Bounding box prediction data:
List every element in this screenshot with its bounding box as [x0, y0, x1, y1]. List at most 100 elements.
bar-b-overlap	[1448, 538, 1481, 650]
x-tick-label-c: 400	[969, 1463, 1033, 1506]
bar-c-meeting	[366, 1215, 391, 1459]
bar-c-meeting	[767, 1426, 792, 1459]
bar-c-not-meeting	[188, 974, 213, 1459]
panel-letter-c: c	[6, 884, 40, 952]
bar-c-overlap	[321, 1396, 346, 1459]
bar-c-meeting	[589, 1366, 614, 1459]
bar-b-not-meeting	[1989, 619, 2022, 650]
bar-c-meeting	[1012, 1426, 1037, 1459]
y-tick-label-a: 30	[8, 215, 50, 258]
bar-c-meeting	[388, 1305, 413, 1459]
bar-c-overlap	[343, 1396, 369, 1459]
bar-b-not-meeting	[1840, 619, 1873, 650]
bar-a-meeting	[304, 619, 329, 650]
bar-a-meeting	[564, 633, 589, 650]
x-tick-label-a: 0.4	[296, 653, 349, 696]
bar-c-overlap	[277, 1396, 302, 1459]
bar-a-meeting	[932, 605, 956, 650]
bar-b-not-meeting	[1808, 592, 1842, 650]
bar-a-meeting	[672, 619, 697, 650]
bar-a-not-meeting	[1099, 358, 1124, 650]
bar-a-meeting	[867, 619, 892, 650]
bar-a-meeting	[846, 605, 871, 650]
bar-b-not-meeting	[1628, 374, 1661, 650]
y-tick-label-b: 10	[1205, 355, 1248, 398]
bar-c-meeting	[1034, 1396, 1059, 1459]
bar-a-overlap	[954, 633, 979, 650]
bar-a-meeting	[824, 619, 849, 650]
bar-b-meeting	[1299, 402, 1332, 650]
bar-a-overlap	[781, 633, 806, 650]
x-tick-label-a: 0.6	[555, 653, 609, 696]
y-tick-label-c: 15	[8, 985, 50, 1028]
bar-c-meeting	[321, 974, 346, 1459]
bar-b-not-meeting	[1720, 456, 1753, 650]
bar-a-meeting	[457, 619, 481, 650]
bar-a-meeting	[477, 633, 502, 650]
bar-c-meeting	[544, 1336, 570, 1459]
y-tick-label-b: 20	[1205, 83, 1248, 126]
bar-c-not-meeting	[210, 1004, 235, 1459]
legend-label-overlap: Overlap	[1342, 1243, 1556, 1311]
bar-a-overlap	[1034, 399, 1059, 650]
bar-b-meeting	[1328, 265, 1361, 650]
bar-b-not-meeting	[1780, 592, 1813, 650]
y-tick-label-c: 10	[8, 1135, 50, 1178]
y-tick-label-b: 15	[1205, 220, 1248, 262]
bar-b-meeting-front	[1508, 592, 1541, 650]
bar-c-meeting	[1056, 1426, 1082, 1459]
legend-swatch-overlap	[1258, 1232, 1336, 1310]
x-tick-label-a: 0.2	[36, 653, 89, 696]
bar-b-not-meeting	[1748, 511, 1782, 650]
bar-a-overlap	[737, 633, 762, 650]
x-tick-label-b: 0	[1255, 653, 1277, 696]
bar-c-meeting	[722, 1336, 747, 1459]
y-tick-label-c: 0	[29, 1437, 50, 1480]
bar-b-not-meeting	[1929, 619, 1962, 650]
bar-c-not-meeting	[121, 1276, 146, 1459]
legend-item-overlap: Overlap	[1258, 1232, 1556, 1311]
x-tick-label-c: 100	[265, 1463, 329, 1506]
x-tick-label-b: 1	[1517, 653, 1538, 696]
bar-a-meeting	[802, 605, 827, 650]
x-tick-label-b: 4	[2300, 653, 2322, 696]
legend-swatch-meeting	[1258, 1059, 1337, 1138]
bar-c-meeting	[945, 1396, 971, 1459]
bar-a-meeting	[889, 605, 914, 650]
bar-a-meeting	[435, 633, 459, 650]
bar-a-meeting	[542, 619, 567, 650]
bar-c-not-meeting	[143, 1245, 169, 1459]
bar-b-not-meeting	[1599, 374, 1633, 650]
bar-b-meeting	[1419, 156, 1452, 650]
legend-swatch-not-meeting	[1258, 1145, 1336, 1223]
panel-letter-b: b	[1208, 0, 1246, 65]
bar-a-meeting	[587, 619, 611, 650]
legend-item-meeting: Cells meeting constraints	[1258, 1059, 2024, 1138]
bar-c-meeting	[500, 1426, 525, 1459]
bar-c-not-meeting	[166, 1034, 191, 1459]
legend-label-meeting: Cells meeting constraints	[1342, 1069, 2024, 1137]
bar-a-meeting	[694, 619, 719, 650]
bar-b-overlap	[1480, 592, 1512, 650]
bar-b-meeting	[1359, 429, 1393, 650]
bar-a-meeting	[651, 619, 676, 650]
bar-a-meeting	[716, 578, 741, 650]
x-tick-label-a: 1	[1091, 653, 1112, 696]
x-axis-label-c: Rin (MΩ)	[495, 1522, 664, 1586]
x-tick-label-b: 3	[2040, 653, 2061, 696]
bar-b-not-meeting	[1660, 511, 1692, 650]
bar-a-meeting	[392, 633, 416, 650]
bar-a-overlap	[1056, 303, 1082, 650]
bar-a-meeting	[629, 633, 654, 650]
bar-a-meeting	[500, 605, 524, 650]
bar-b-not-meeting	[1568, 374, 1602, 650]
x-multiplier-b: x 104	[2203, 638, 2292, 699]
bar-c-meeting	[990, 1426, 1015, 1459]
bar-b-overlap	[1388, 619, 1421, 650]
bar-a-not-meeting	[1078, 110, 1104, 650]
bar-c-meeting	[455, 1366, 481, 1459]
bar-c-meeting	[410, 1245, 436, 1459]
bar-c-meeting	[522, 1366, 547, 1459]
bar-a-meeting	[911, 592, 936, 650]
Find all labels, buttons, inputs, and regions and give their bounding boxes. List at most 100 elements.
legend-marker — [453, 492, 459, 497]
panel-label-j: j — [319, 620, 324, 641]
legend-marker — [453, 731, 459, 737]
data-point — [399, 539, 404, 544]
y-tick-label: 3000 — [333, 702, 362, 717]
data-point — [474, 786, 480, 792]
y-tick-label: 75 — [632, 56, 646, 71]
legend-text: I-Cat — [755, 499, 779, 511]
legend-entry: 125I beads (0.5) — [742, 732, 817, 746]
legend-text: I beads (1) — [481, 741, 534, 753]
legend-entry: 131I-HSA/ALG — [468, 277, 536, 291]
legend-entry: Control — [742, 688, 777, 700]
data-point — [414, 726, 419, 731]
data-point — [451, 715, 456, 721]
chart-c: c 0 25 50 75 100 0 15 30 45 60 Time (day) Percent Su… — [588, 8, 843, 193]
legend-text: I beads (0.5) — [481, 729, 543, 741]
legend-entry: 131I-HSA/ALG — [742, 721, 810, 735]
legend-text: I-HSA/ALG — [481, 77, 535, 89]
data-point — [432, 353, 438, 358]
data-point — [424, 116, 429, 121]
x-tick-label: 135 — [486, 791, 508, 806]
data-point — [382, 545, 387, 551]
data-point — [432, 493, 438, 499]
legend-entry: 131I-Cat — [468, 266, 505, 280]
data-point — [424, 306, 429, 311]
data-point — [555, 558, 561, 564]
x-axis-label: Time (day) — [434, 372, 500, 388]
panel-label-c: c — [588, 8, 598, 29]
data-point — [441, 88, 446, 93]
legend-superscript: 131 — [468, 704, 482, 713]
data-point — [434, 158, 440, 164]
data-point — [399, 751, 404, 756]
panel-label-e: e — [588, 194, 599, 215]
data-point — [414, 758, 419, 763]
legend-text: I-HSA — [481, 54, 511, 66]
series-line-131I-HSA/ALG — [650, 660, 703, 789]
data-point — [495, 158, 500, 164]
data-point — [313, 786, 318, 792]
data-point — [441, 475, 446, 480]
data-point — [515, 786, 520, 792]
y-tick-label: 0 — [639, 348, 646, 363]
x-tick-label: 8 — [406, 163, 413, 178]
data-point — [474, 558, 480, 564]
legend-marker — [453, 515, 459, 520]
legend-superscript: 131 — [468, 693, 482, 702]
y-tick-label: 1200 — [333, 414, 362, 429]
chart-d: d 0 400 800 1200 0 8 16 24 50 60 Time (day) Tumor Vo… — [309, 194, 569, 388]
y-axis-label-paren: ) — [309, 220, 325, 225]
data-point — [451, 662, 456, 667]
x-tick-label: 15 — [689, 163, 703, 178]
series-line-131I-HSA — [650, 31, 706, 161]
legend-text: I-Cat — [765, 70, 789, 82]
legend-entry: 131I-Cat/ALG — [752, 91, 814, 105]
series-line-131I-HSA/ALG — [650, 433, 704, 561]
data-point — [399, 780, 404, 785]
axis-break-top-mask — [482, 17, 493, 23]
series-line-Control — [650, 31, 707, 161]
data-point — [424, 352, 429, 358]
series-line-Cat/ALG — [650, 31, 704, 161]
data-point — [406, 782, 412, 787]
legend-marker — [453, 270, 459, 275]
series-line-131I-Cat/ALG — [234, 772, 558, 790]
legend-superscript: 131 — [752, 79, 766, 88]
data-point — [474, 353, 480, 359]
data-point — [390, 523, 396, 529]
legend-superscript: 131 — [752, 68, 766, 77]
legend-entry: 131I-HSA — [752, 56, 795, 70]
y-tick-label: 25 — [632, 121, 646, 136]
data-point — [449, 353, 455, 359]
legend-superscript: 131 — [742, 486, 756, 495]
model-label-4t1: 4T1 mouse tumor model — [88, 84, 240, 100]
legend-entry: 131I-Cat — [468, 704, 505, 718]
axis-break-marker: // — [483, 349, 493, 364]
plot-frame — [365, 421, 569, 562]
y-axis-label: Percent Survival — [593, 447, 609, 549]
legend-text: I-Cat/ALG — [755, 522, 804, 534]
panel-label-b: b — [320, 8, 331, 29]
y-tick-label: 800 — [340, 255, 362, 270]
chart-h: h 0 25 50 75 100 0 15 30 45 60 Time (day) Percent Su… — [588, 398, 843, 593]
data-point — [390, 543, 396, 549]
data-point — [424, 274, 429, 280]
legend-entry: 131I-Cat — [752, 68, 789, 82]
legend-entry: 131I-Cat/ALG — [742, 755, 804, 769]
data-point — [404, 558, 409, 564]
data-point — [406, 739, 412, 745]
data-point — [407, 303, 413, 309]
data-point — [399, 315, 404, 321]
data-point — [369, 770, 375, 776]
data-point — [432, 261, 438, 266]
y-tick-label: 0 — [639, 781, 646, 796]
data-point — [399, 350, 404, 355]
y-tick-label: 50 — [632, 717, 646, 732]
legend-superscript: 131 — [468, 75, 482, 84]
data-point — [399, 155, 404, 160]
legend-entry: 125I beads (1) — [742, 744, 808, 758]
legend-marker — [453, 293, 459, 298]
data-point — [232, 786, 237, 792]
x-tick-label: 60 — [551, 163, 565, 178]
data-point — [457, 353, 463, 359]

▶ **Work order**: Whenever a line of the data contains "swatch", it counts; state how many such lines there are, with nothing added.

▶ **Written solution**: 3